**YOUR GOAL**
Only the lines from the one containing "Transcribe this image's" through the end of the entries should be returned, exactly as they are, with the pictures omitted.

Lines of data
(begin)

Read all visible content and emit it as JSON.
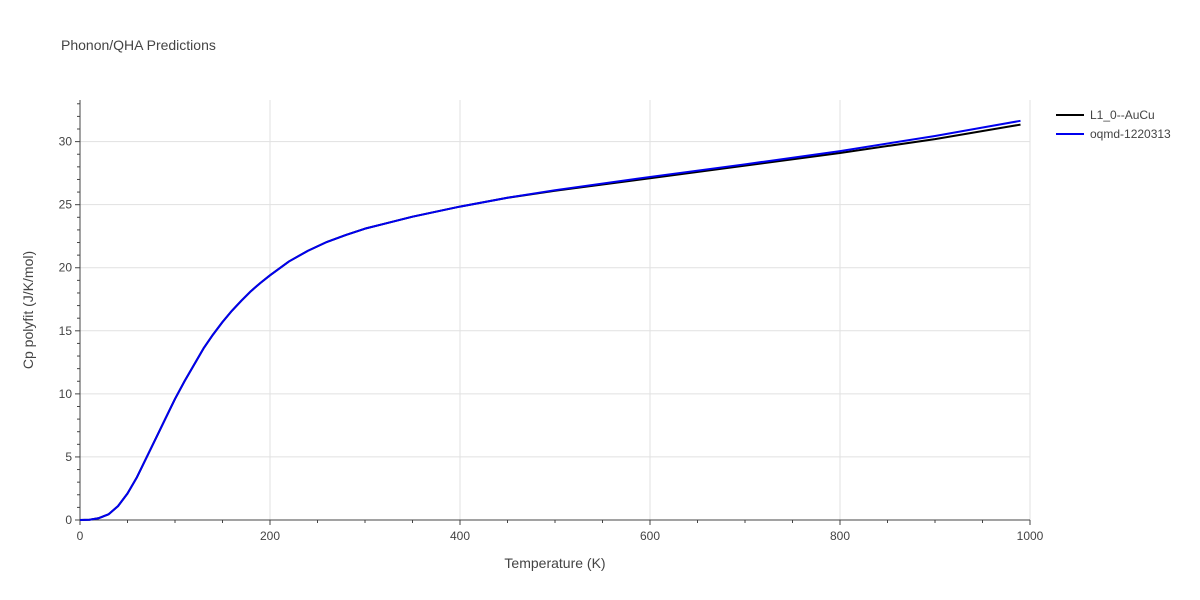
{
  "chart_data": {
    "type": "line",
    "title": "Phonon/QHA Predictions",
    "xlabel": "Temperature (K)",
    "ylabel": "Cp polyfit (J/K/mol)",
    "xlim": [
      0,
      1000
    ],
    "ylim": [
      0,
      33.3
    ],
    "xticks": [
      0,
      200,
      400,
      600,
      800,
      1000
    ],
    "yticks": [
      0,
      5,
      10,
      15,
      20,
      25,
      30
    ],
    "grid": true,
    "legend": "top-right, outside plot",
    "series": [
      {
        "name": "L1_0--AuCu",
        "color": "#000000",
        "x": [
          0,
          10,
          20,
          30,
          40,
          50,
          60,
          70,
          80,
          90,
          100,
          110,
          120,
          130,
          140,
          150,
          160,
          170,
          180,
          190,
          200,
          220,
          240,
          260,
          280,
          300,
          350,
          400,
          450,
          500,
          600,
          700,
          800,
          900,
          990
        ],
        "y": [
          0,
          0.02,
          0.15,
          0.45,
          1.1,
          2.1,
          3.4,
          4.95,
          6.5,
          8.05,
          9.6,
          11.0,
          12.3,
          13.6,
          14.7,
          15.7,
          16.6,
          17.4,
          18.15,
          18.8,
          19.4,
          20.5,
          21.35,
          22.05,
          22.6,
          23.1,
          24.05,
          24.85,
          25.55,
          26.1,
          27.1,
          28.1,
          29.1,
          30.2,
          31.35
        ]
      },
      {
        "name": "oqmd-1220313",
        "color": "#0000ee",
        "x": [
          0,
          10,
          20,
          30,
          40,
          50,
          60,
          70,
          80,
          90,
          100,
          110,
          120,
          130,
          140,
          150,
          160,
          170,
          180,
          190,
          200,
          220,
          240,
          260,
          280,
          300,
          350,
          400,
          450,
          500,
          600,
          700,
          800,
          900,
          990
        ],
        "y": [
          0,
          0.02,
          0.15,
          0.45,
          1.1,
          2.1,
          3.4,
          4.95,
          6.5,
          8.05,
          9.6,
          11.0,
          12.3,
          13.6,
          14.7,
          15.7,
          16.6,
          17.4,
          18.15,
          18.8,
          19.4,
          20.5,
          21.35,
          22.05,
          22.6,
          23.1,
          24.05,
          24.85,
          25.55,
          26.15,
          27.2,
          28.2,
          29.25,
          30.45,
          31.65
        ]
      }
    ]
  }
}
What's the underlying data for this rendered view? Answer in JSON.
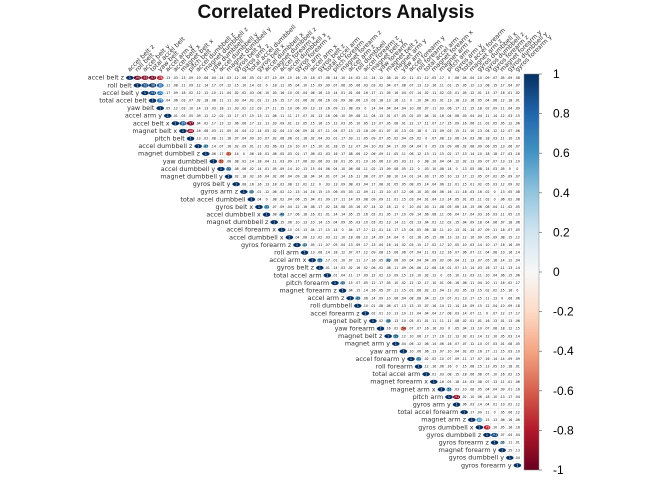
{
  "chart_data": {
    "type": "heatmap",
    "title": "Correlated Predictors Analysis",
    "variables": [
      "accel_belt_z",
      "roll_belt",
      "accel_belt_y",
      "total_accel_belt",
      "yaw_belt",
      "accel_arm_y",
      "accel_belt_x",
      "magnet_belt_x",
      "pitch_belt",
      "accel_dumbbell_z",
      "magnet_dumbbell_z",
      "yaw_dumbbell",
      "accel_dumbbell_y",
      "magnet_dumbbell_y",
      "gyros_belt_y",
      "gyros_arm_z",
      "total_accel_dumbbell",
      "gyros_belt_x",
      "accel_dumbbell_x",
      "magnet_dumbbell_z2",
      "accel_forearm_x",
      "accel_dumbbell_x2",
      "gyros_forearm_z",
      "roll_arm",
      "accel_arm_x",
      "gyros_belt_z",
      "total_accel_arm",
      "pitch_forearm",
      "magnet_forearm_z",
      "accel_arm_z",
      "roll_dumbbell",
      "accel_forearm_z",
      "magnet_belt_y",
      "yaw_forearm",
      "magnet_belt_z",
      "magnet_arm_y",
      "yaw_arm",
      "accel_forearm_y",
      "roll_forearm",
      "total_accel_arm2",
      "magnet_forearm_x",
      "magnet_arm_x",
      "pitch_arm",
      "gyros_arm_y",
      "total_accel_forearm",
      "magnet_arm_z",
      "gyros_dumbbell_x",
      "gyros_dumbbell_z",
      "gyros_forearm_z2",
      "magnet_forearm_y",
      "gyros_dumbbell_y",
      "gyros_forearm_y"
    ],
    "row_labels": [
      "accel_belt_z",
      "roll_belt",
      "accel_belt_y",
      "total_accel_belt",
      "yaw_belt",
      "accel_arm_y",
      "accel_belt_x",
      "magnet_belt_x",
      "pitch_belt",
      "accel_dumbbell_z",
      "magnet_dumbbell_z",
      "yaw_dumbbell",
      "accel_dumbbell_y",
      "magnet_dumbbell_y",
      "gyros_belt_y",
      "gyros_arm_z",
      "total_accel_dumbbell",
      "gyros_belt_x",
      "accel_dumbbell_x",
      "magnet_dumbbell_z",
      "accel_forearm_x",
      "accel_dumbbell_x",
      "gyros_forearm_z",
      "roll_arm",
      "accel_arm_x",
      "gyros_belt_z",
      "total_accel_arm",
      "pitch_forearm",
      "magnet_forearm_z",
      "accel_arm_z",
      "roll_dumbbell",
      "accel_forearm_z",
      "magnet_belt_y",
      "yaw_forearm",
      "magnet_belt_z",
      "magnet_arm_y",
      "yaw_arm",
      "accel_forearm_y",
      "roll_forearm",
      "total_accel_arm",
      "magnet_forearm_x",
      "magnet_arm_x",
      "pitch_arm",
      "gyros_arm_y",
      "total_accel_forearm",
      "magnet_arm_z",
      "gyros_dumbbell_x",
      "gyros_dumbbell_z",
      "gyros_forearm_z",
      "magnet_forearm_y",
      "gyros_dumbbell_y",
      "gyros_forearm_y"
    ],
    "strong_pairs": [
      {
        "row": 0,
        "col": 1,
        "value": -0.99
      },
      {
        "row": 0,
        "col": 2,
        "value": -0.93
      },
      {
        "row": 0,
        "col": 3,
        "value": -0.97
      },
      {
        "row": 0,
        "col": 4,
        "value": -0.78
      },
      {
        "row": 1,
        "col": 2,
        "value": 0.92
      },
      {
        "row": 1,
        "col": 3,
        "value": 0.98
      },
      {
        "row": 1,
        "col": 4,
        "value": 0.82
      },
      {
        "row": 2,
        "col": 3,
        "value": 0.93
      },
      {
        "row": 2,
        "col": 4,
        "value": 0.7
      },
      {
        "row": 3,
        "col": 4,
        "value": 0.76
      },
      {
        "row": 6,
        "col": 7,
        "value": 0.89
      },
      {
        "row": 6,
        "col": 8,
        "value": -0.97
      },
      {
        "row": 7,
        "col": 8,
        "value": -0.88
      },
      {
        "row": 9,
        "col": 10,
        "value": 0.47
      },
      {
        "row": 10,
        "col": 13,
        "value": -0.51
      },
      {
        "row": 11,
        "col": 12,
        "value": -0.52
      },
      {
        "row": 12,
        "col": 13,
        "value": 0.52
      },
      {
        "row": 15,
        "col": 16,
        "value": 0.45
      },
      {
        "row": 17,
        "col": 18,
        "value": 0.51
      },
      {
        "row": 18,
        "col": 20,
        "value": 0.46
      },
      {
        "row": 22,
        "col": 23,
        "value": 0.43
      },
      {
        "row": 24,
        "col": 25,
        "value": 0.55
      },
      {
        "row": 24,
        "col": 34,
        "value": 0.43
      },
      {
        "row": 27,
        "col": 28,
        "value": 0.45
      },
      {
        "row": 29,
        "col": 30,
        "value": 0.49
      },
      {
        "row": 32,
        "col": 34,
        "value": 0.48
      },
      {
        "row": 33,
        "col": 36,
        "value": -0.54
      },
      {
        "row": 34,
        "col": 35,
        "value": 0.55
      },
      {
        "row": 37,
        "col": 38,
        "value": 0.51
      },
      {
        "row": 41,
        "col": 42,
        "value": 0.51
      },
      {
        "row": 42,
        "col": 43,
        "value": -0.91
      },
      {
        "row": 45,
        "col": 46,
        "value": 0.6
      },
      {
        "row": 46,
        "col": 47,
        "value": -0.79
      },
      {
        "row": 47,
        "col": 48,
        "value": 0.91
      },
      {
        "row": 48,
        "col": 49,
        "value": 0.36
      },
      {
        "row": 49,
        "col": 50,
        "value": 0.25
      },
      {
        "row": 50,
        "col": 51,
        "value": 0.04
      }
    ],
    "colorbar": {
      "min": -1,
      "max": 1,
      "ticks": [
        -1,
        -0.8,
        -0.6,
        -0.4,
        -0.2,
        0,
        0.2,
        0.4,
        0.6,
        0.8,
        1
      ],
      "tick_labels": [
        "-1",
        "-0.8",
        "-0.6",
        "-0.4",
        "-0.2",
        "0",
        "0.2",
        "0.4",
        "0.6",
        "0.8",
        "1"
      ],
      "negative_color": "#67001F",
      "positive_color": "#053061",
      "neutral_color": "#F7F7F7"
    },
    "layout": "upper-triangle",
    "legend": "right",
    "grid": true
  }
}
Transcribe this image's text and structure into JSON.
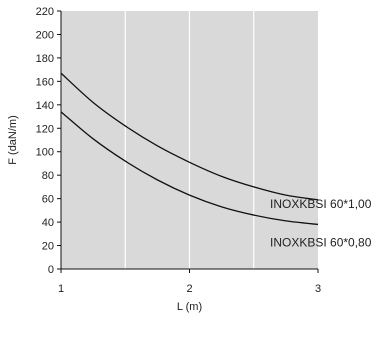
{
  "chart_data": {
    "type": "line",
    "title": "",
    "xlabel": "L (m)",
    "ylabel": "F (daN/m)",
    "xlim": [
      1,
      3
    ],
    "ylim": [
      0,
      220
    ],
    "x_ticks": [
      1,
      2,
      3
    ],
    "y_ticks": [
      0,
      20,
      40,
      60,
      80,
      100,
      120,
      140,
      160,
      180,
      200,
      220
    ],
    "x_tick_labels": [
      "1",
      "2",
      "3"
    ],
    "y_tick_labels": [
      "0",
      "20",
      "40",
      "60",
      "80",
      "100",
      "120",
      "140",
      "160",
      "180",
      "200",
      "220"
    ],
    "grid": true,
    "background": "#d9d9d9",
    "grid_color": "#ffffff",
    "line_color": "#111111",
    "series": [
      {
        "name": "INOXKBSI 60*1,00",
        "x": [
          1.0,
          1.25,
          1.5,
          1.75,
          2.0,
          2.25,
          2.5,
          2.75,
          3.0
        ],
        "y": [
          167,
          142,
          122,
          105,
          91,
          79,
          70,
          63,
          59
        ]
      },
      {
        "name": "INOXKBSI 60*0,80",
        "x": [
          1.0,
          1.25,
          1.5,
          1.75,
          2.0,
          2.25,
          2.5,
          2.75,
          3.0
        ],
        "y": [
          134,
          111,
          92,
          76,
          63,
          53,
          46,
          41,
          38
        ]
      }
    ]
  }
}
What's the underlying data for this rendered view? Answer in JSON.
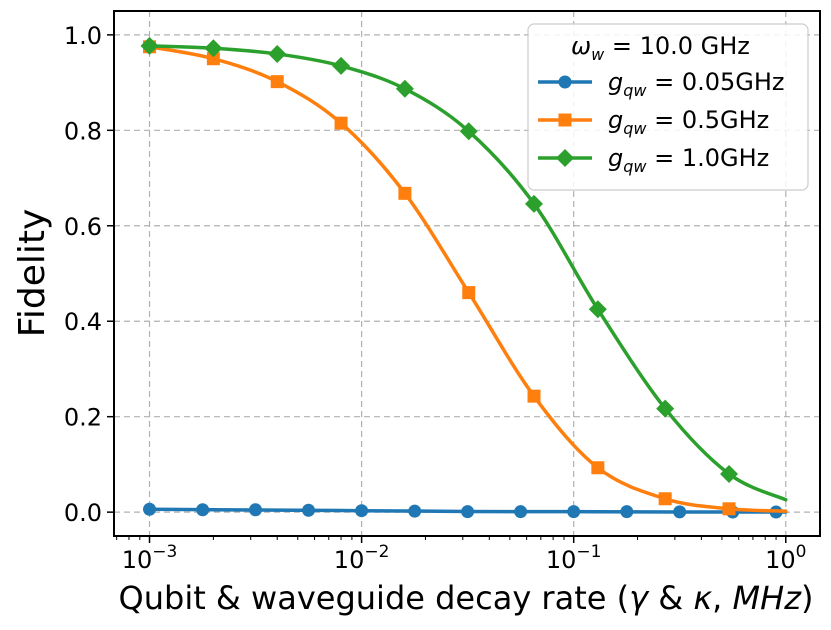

(end)

**THE RESPONSE**
Transcribe this image's text and structure into JSON.
{
  "chart_data": {
    "type": "line",
    "title": "",
    "xlabel": "L (m)",
    "ylabel": "F (daN/m)",
    "xlim": [
      1,
      3
    ],
    "ylim": [
      0,
      220
    ],
    "x_ticks": [
      1,
      2,
      3
    ],
    "y_ticks": [
      0,
      20,
      40,
      60,
      80,
      100,
      120,
      140,
      160,
      180,
      200,
      220
    ],
    "x_tick_labels": [
      "1",
      "2",
      "3"
    ],
    "y_tick_labels": [
      "0",
      "20",
      "40",
      "60",
      "80",
      "100",
      "120",
      "140",
      "160",
      "180",
      "200",
      "220"
    ],
    "grid": true,
    "background": "#d9d9d9",
    "grid_color": "#ffffff",
    "line_color": "#111111",
    "series": [
      {
        "name": "INOXKBSI 60*1,00",
        "x": [
          1.0,
          1.25,
          1.5,
          1.75,
          2.0,
          2.25,
          2.5,
          2.75,
          3.0
        ],
        "y": [
          167,
          142,
          122,
          105,
          91,
          79,
          70,
          63,
          59
        ]
      },
      {
        "name": "INOXKBSI 60*0,80",
        "x": [
          1.0,
          1.25,
          1.5,
          1.75,
          2.0,
          2.25,
          2.5,
          2.75,
          3.0
        ],
        "y": [
          134,
          111,
          92,
          76,
          63,
          53,
          46,
          41,
          38
        ]
      }
    ]
  }
}
What's the underlying data for this rendered view? Answer in JSON.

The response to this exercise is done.